- [Input]
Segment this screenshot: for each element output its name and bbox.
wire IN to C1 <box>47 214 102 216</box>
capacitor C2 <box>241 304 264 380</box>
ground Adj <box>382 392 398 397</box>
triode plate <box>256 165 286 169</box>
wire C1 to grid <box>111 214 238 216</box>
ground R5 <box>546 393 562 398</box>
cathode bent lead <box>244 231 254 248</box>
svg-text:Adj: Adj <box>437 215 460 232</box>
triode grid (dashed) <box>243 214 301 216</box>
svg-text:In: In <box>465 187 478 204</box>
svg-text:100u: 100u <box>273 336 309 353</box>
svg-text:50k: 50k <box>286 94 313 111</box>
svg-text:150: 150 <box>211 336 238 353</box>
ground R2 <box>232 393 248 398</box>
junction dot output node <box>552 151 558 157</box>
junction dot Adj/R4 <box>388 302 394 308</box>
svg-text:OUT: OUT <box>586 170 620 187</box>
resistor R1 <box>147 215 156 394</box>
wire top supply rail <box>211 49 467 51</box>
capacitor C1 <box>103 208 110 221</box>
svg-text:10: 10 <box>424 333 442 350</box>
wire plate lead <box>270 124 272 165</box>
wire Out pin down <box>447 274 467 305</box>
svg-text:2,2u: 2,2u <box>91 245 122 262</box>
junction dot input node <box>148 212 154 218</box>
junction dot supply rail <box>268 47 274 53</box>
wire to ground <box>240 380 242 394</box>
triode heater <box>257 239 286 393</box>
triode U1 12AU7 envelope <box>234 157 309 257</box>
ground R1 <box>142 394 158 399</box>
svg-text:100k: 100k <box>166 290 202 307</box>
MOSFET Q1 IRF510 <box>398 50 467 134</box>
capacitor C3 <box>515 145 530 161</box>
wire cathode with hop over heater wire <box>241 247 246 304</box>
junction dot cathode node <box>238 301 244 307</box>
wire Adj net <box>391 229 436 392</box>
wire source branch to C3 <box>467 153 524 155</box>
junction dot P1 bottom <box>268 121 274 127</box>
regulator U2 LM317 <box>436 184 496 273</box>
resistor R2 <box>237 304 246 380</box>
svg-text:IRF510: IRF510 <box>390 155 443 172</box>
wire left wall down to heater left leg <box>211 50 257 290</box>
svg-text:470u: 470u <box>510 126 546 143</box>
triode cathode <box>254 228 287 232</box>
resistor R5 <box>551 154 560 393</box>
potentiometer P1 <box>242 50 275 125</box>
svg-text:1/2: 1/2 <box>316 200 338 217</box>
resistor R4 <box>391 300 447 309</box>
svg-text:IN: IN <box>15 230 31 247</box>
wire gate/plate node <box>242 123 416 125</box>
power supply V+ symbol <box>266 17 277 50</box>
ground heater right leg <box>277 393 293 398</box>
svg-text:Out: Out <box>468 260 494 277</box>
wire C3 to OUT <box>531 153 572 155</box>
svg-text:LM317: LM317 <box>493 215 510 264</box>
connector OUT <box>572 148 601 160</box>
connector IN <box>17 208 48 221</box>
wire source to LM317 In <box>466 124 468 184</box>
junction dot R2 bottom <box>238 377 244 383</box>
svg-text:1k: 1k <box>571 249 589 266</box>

- [Your objective]
Output all of the data above line for line, without altering any character.

- [Output below]
Segment this screenshot: for each element output its name and bbox.
wire IN to C1 <box>47 214 102 216</box>
capacitor C2 <box>241 304 264 380</box>
ground Adj <box>382 392 398 397</box>
triode plate <box>256 165 286 169</box>
wire C1 to grid <box>111 214 238 216</box>
ground R5 <box>546 393 562 398</box>
cathode bent lead <box>244 231 254 248</box>
svg-text:Adj: Adj <box>437 215 460 232</box>
triode grid (dashed) <box>243 214 301 216</box>
svg-text:In: In <box>465 187 478 204</box>
svg-text:100u: 100u <box>273 336 309 353</box>
svg-text:50k: 50k <box>286 94 313 111</box>
svg-text:150: 150 <box>211 336 238 353</box>
ground R2 <box>232 393 248 398</box>
junction dot output node <box>552 151 558 157</box>
junction dot Adj/R4 <box>388 302 394 308</box>
svg-text:OUT: OUT <box>586 170 620 187</box>
resistor R1 <box>147 215 156 394</box>
wire top supply rail <box>211 49 467 51</box>
capacitor C1 <box>103 208 110 221</box>
svg-text:10: 10 <box>424 333 442 350</box>
wire plate lead <box>270 124 272 165</box>
wire Out pin down <box>447 274 467 305</box>
svg-text:2,2u: 2,2u <box>91 245 122 262</box>
junction dot input node <box>148 212 154 218</box>
junction dot supply rail <box>268 47 274 53</box>
wire to ground <box>240 380 242 394</box>
triode heater <box>257 239 286 393</box>
triode U1 12AU7 envelope <box>234 157 309 257</box>
ground R1 <box>142 394 158 399</box>
svg-text:100k: 100k <box>166 290 202 307</box>
MOSFET Q1 IRF510 <box>398 50 467 134</box>
capacitor C3 <box>515 145 530 161</box>
wire cathode with hop over heater wire <box>241 247 246 304</box>
junction dot cathode node <box>238 301 244 307</box>
wire Adj net <box>391 229 436 392</box>
wire source branch to C3 <box>467 153 524 155</box>
junction dot P1 bottom <box>268 121 274 127</box>
regulator U2 LM317 <box>436 184 496 273</box>
resistor R2 <box>237 304 246 380</box>
svg-text:IRF510: IRF510 <box>390 155 443 172</box>
wire left wall down to heater left leg <box>211 50 257 290</box>
svg-text:470u: 470u <box>510 126 546 143</box>
triode cathode <box>254 228 287 232</box>
resistor R5 <box>551 154 560 393</box>
potentiometer P1 <box>242 50 275 125</box>
svg-text:1/2: 1/2 <box>316 200 338 217</box>
resistor R4 <box>391 300 447 309</box>
svg-text:IN: IN <box>15 230 31 247</box>
wire gate/plate node <box>242 123 416 125</box>
power supply V+ symbol <box>266 17 277 50</box>
ground heater right leg <box>277 393 293 398</box>
svg-text:Out: Out <box>468 260 494 277</box>
wire C3 to OUT <box>531 153 572 155</box>
svg-text:LM317: LM317 <box>493 215 510 264</box>
connector OUT <box>572 148 601 160</box>
connector IN <box>17 208 48 221</box>
wire source to LM317 In <box>466 124 468 184</box>
junction dot R2 bottom <box>238 377 244 383</box>
svg-text:1k: 1k <box>571 249 589 266</box>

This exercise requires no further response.